WORK TO DO —
Write out the listing below again, precisely as it is given.

Data excerpts
● ● ● ● ● ● ●

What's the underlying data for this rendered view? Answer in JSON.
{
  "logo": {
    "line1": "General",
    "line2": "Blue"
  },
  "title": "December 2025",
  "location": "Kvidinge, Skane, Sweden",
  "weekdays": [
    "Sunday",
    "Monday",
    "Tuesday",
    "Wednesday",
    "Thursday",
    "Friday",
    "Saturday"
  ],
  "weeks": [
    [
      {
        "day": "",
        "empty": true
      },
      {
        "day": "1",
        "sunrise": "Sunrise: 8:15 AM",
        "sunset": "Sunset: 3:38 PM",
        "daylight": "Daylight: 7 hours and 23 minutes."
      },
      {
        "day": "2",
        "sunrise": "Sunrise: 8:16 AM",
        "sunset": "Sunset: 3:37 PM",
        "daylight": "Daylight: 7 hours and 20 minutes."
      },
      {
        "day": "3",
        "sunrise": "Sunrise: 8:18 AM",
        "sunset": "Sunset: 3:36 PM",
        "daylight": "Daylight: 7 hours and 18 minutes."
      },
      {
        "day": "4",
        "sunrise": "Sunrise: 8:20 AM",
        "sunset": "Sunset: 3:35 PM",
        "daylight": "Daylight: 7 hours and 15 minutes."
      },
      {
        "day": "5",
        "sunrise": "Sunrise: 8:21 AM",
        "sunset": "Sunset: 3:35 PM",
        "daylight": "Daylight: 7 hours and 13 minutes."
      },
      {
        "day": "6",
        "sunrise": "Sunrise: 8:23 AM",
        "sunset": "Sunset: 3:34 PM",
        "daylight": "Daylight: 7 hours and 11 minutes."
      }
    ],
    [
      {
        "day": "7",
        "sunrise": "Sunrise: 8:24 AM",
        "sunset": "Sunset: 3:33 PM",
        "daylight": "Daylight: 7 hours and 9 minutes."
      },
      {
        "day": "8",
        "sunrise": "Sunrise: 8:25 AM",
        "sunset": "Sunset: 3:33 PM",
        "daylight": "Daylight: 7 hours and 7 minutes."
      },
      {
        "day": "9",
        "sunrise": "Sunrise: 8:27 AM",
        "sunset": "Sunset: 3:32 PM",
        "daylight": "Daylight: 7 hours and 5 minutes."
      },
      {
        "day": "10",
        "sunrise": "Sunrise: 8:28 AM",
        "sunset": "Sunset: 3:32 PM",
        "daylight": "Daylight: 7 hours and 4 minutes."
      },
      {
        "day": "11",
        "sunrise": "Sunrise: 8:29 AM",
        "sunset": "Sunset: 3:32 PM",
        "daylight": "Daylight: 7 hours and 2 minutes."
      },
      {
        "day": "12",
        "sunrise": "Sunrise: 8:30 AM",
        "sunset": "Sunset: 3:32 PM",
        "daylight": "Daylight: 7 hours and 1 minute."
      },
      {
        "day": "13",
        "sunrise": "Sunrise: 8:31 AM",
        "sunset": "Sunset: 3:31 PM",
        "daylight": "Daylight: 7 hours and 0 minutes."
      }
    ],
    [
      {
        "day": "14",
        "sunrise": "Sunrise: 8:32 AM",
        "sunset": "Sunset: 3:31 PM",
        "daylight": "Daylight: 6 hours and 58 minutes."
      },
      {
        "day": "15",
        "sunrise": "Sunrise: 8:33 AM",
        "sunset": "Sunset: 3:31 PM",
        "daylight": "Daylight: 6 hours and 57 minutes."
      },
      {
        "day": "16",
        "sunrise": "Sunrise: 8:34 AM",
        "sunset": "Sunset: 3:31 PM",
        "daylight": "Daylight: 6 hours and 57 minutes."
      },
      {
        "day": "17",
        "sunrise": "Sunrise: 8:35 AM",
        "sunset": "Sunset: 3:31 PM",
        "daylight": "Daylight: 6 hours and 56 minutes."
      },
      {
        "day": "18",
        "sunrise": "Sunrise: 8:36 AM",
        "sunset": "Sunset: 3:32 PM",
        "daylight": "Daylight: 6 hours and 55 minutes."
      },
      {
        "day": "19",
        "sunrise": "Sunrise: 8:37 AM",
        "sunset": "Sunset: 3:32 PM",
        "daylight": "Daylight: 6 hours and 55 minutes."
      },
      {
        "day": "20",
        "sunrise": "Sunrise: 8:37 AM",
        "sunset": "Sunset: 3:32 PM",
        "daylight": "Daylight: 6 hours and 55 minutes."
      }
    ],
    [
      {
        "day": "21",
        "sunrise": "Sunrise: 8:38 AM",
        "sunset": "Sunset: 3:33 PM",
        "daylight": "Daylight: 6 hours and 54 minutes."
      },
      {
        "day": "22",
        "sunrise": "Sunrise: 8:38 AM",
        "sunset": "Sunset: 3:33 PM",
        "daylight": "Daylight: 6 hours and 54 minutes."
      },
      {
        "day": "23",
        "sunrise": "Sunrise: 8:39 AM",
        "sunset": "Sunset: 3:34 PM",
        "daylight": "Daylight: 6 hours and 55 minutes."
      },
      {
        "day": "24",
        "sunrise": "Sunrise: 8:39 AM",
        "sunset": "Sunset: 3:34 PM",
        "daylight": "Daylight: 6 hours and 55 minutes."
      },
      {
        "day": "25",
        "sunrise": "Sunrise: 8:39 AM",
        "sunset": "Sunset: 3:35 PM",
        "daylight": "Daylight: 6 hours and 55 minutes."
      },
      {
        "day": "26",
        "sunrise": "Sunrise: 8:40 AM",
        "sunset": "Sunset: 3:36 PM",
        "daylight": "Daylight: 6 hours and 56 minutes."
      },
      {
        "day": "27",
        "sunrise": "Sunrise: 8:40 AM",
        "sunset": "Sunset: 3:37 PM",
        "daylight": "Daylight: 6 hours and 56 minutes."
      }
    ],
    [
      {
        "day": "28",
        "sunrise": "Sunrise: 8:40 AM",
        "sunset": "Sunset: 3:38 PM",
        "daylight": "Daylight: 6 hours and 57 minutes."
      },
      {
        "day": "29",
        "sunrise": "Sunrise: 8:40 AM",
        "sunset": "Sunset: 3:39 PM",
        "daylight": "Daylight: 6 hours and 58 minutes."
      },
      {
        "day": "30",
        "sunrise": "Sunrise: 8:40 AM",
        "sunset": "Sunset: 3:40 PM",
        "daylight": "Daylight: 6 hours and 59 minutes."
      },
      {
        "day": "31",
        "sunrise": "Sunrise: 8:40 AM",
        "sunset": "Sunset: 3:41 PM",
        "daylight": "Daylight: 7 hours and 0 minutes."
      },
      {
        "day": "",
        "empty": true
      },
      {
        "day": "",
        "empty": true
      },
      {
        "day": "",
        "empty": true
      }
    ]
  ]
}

● ● ● ● ● ● ●

RESPONSE TO THIS TASK —
What's the underlying data for this rendered view? Answer in JSON.
{
  "logo": {
    "line1": "General",
    "line2": "Blue"
  },
  "title": "December 2025",
  "location": "Kvidinge, Skane, Sweden",
  "weekdays": [
    "Sunday",
    "Monday",
    "Tuesday",
    "Wednesday",
    "Thursday",
    "Friday",
    "Saturday"
  ],
  "weeks": [
    [
      {
        "day": "",
        "empty": true
      },
      {
        "day": "1",
        "sunrise": "Sunrise: 8:15 AM",
        "sunset": "Sunset: 3:38 PM",
        "daylight": "Daylight: 7 hours and 23 minutes."
      },
      {
        "day": "2",
        "sunrise": "Sunrise: 8:16 AM",
        "sunset": "Sunset: 3:37 PM",
        "daylight": "Daylight: 7 hours and 20 minutes."
      },
      {
        "day": "3",
        "sunrise": "Sunrise: 8:18 AM",
        "sunset": "Sunset: 3:36 PM",
        "daylight": "Daylight: 7 hours and 18 minutes."
      },
      {
        "day": "4",
        "sunrise": "Sunrise: 8:20 AM",
        "sunset": "Sunset: 3:35 PM",
        "daylight": "Daylight: 7 hours and 15 minutes."
      },
      {
        "day": "5",
        "sunrise": "Sunrise: 8:21 AM",
        "sunset": "Sunset: 3:35 PM",
        "daylight": "Daylight: 7 hours and 13 minutes."
      },
      {
        "day": "6",
        "sunrise": "Sunrise: 8:23 AM",
        "sunset": "Sunset: 3:34 PM",
        "daylight": "Daylight: 7 hours and 11 minutes."
      }
    ],
    [
      {
        "day": "7",
        "sunrise": "Sunrise: 8:24 AM",
        "sunset": "Sunset: 3:33 PM",
        "daylight": "Daylight: 7 hours and 9 minutes."
      },
      {
        "day": "8",
        "sunrise": "Sunrise: 8:25 AM",
        "sunset": "Sunset: 3:33 PM",
        "daylight": "Daylight: 7 hours and 7 minutes."
      },
      {
        "day": "9",
        "sunrise": "Sunrise: 8:27 AM",
        "sunset": "Sunset: 3:32 PM",
        "daylight": "Daylight: 7 hours and 5 minutes."
      },
      {
        "day": "10",
        "sunrise": "Sunrise: 8:28 AM",
        "sunset": "Sunset: 3:32 PM",
        "daylight": "Daylight: 7 hours and 4 minutes."
      },
      {
        "day": "11",
        "sunrise": "Sunrise: 8:29 AM",
        "sunset": "Sunset: 3:32 PM",
        "daylight": "Daylight: 7 hours and 2 minutes."
      },
      {
        "day": "12",
        "sunrise": "Sunrise: 8:30 AM",
        "sunset": "Sunset: 3:32 PM",
        "daylight": "Daylight: 7 hours and 1 minute."
      },
      {
        "day": "13",
        "sunrise": "Sunrise: 8:31 AM",
        "sunset": "Sunset: 3:31 PM",
        "daylight": "Daylight: 7 hours and 0 minutes."
      }
    ],
    [
      {
        "day": "14",
        "sunrise": "Sunrise: 8:32 AM",
        "sunset": "Sunset: 3:31 PM",
        "daylight": "Daylight: 6 hours and 58 minutes."
      },
      {
        "day": "15",
        "sunrise": "Sunrise: 8:33 AM",
        "sunset": "Sunset: 3:31 PM",
        "daylight": "Daylight: 6 hours and 57 minutes."
      },
      {
        "day": "16",
        "sunrise": "Sunrise: 8:34 AM",
        "sunset": "Sunset: 3:31 PM",
        "daylight": "Daylight: 6 hours and 57 minutes."
      },
      {
        "day": "17",
        "sunrise": "Sunrise: 8:35 AM",
        "sunset": "Sunset: 3:31 PM",
        "daylight": "Daylight: 6 hours and 56 minutes."
      },
      {
        "day": "18",
        "sunrise": "Sunrise: 8:36 AM",
        "sunset": "Sunset: 3:32 PM",
        "daylight": "Daylight: 6 hours and 55 minutes."
      },
      {
        "day": "19",
        "sunrise": "Sunrise: 8:37 AM",
        "sunset": "Sunset: 3:32 PM",
        "daylight": "Daylight: 6 hours and 55 minutes."
      },
      {
        "day": "20",
        "sunrise": "Sunrise: 8:37 AM",
        "sunset": "Sunset: 3:32 PM",
        "daylight": "Daylight: 6 hours and 55 minutes."
      }
    ],
    [
      {
        "day": "21",
        "sunrise": "Sunrise: 8:38 AM",
        "sunset": "Sunset: 3:33 PM",
        "daylight": "Daylight: 6 hours and 54 minutes."
      },
      {
        "day": "22",
        "sunrise": "Sunrise: 8:38 AM",
        "sunset": "Sunset: 3:33 PM",
        "daylight": "Daylight: 6 hours and 54 minutes."
      },
      {
        "day": "23",
        "sunrise": "Sunrise: 8:39 AM",
        "sunset": "Sunset: 3:34 PM",
        "daylight": "Daylight: 6 hours and 55 minutes."
      },
      {
        "day": "24",
        "sunrise": "Sunrise: 8:39 AM",
        "sunset": "Sunset: 3:34 PM",
        "daylight": "Daylight: 6 hours and 55 minutes."
      },
      {
        "day": "25",
        "sunrise": "Sunrise: 8:39 AM",
        "sunset": "Sunset: 3:35 PM",
        "daylight": "Daylight: 6 hours and 55 minutes."
      },
      {
        "day": "26",
        "sunrise": "Sunrise: 8:40 AM",
        "sunset": "Sunset: 3:36 PM",
        "daylight": "Daylight: 6 hours and 56 minutes."
      },
      {
        "day": "27",
        "sunrise": "Sunrise: 8:40 AM",
        "sunset": "Sunset: 3:37 PM",
        "daylight": "Daylight: 6 hours and 56 minutes."
      }
    ],
    [
      {
        "day": "28",
        "sunrise": "Sunrise: 8:40 AM",
        "sunset": "Sunset: 3:38 PM",
        "daylight": "Daylight: 6 hours and 57 minutes."
      },
      {
        "day": "29",
        "sunrise": "Sunrise: 8:40 AM",
        "sunset": "Sunset: 3:39 PM",
        "daylight": "Daylight: 6 hours and 58 minutes."
      },
      {
        "day": "30",
        "sunrise": "Sunrise: 8:40 AM",
        "sunset": "Sunset: 3:40 PM",
        "daylight": "Daylight: 6 hours and 59 minutes."
      },
      {
        "day": "31",
        "sunrise": "Sunrise: 8:40 AM",
        "sunset": "Sunset: 3:41 PM",
        "daylight": "Daylight: 7 hours and 0 minutes."
      },
      {
        "day": "",
        "empty": true
      },
      {
        "day": "",
        "empty": true
      },
      {
        "day": "",
        "empty": true
      }
    ]
  ]
}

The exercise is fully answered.